Going through the material below, please gather all lines with the word "this" in them.

--- Start of The records ---

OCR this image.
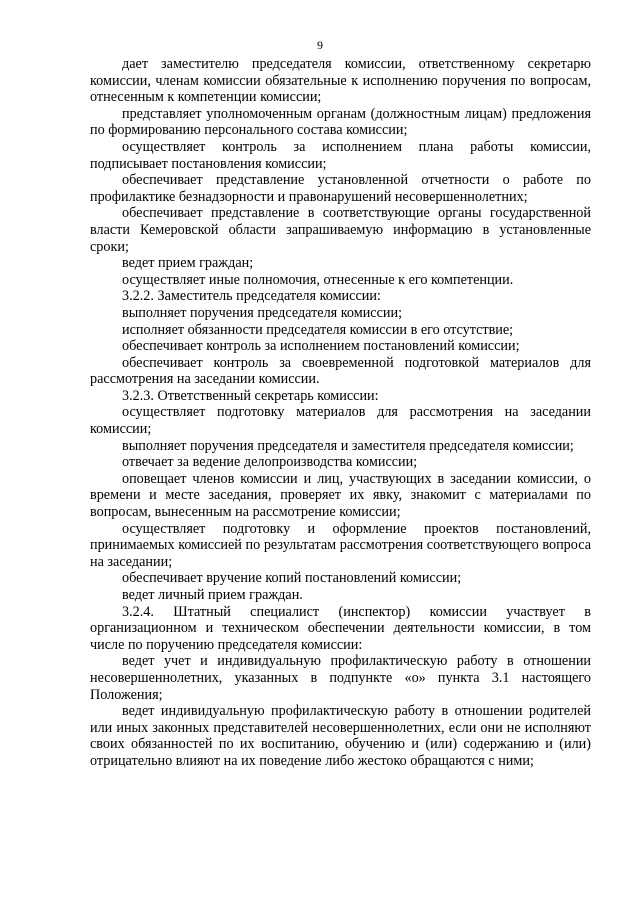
9

дает заместителю председателя комиссии, ответственному секретарю комиссии, членам комиссии обязательные к исполнению поручения по вопросам, отнесенным к компетенции комиссии;

представляет уполномоченным органам (должностным лицам) предложения по формированию персонального состава комиссии;

осуществляет контроль за исполнением плана работы комиссии, подписывает постановления комиссии;

обеспечивает представление установленной отчетности о работе по профилактике безнадзорности и правонарушений несовершеннолетних;

обеспечивает представление в соответствующие органы государственной власти Кемеровской области запрашиваемую информацию в установленные сроки;

ведет прием граждан;

осуществляет иные полномочия, отнесенные к его компетенции.

3.2.2. Заместитель председателя комиссии:

выполняет поручения председателя комиссии;

исполняет обязанности председателя комиссии в его отсутствие;

обеспечивает контроль за исполнением постановлений комиссии;

обеспечивает контроль за своевременной подготовкой материалов для рассмотрения на заседании комиссии.

3.2.3. Ответственный секретарь комиссии:

осуществляет подготовку материалов для рассмотрения на заседании комиссии;

выполняет поручения председателя и заместителя председателя комиссии;

отвечает за ведение делопроизводства комиссии;

оповещает членов комиссии и лиц, участвующих в заседании комиссии, о времени и месте заседания, проверяет их явку, знакомит с материалами по вопросам, вынесенным на рассмотрение комиссии;

осуществляет подготовку и оформление проектов постановлений, принимаемых комиссией по результатам рассмотрения соответствующего вопроса на заседании;

обеспечивает вручение копий постановлений комиссии;

ведет личный прием граждан.

3.2.4. Штатный специалист (инспектор) комиссии участвует в организационном и техническом обеспечении деятельности комиссии, в том числе по поручению председателя комиссии:

ведет учет и индивидуальную профилактическую работу в отношении несовершеннолетних, указанных в подпункте «о» пункта 3.1 настоящего Положения;

ведет индивидуальную профилактическую работу в отношении родителей или иных законных представителей несовершеннолетних, если они не исполняют своих обязанностей по их воспитанию, обучению и (или) содержанию и (или) отрицательно влияют на их поведение либо жестоко обращаются с ними;
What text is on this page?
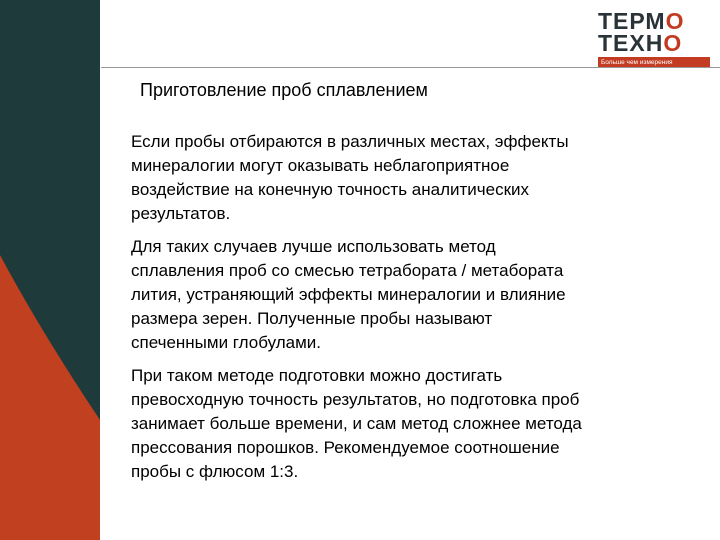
ТЕРМО
ТЕХНО
Больше чем измерения
Приготовление проб сплавлением

Если пробы отбираются в различных местах, эффекты
минералогии могут оказывать неблагоприятное
воздействие на конечную точность аналитических
результатов.

Для таких случаев лучше использовать метод
сплавления проб со смесью тетрабората / метабората
лития, устраняющий эффекты минералогии и влияние
размера зерен. Полученные пробы называют
спеченными глобулами.

При таком методе подготовки можно достигать
превосходную точность результатов, но подготовка проб
занимает больше времени, и сам метод сложнее метода
прессования порошков. Рекомендуемое соотношение
пробы с флюсом 1:3.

--- End of The records ---

Answer
OCR this image.
What text is on this page?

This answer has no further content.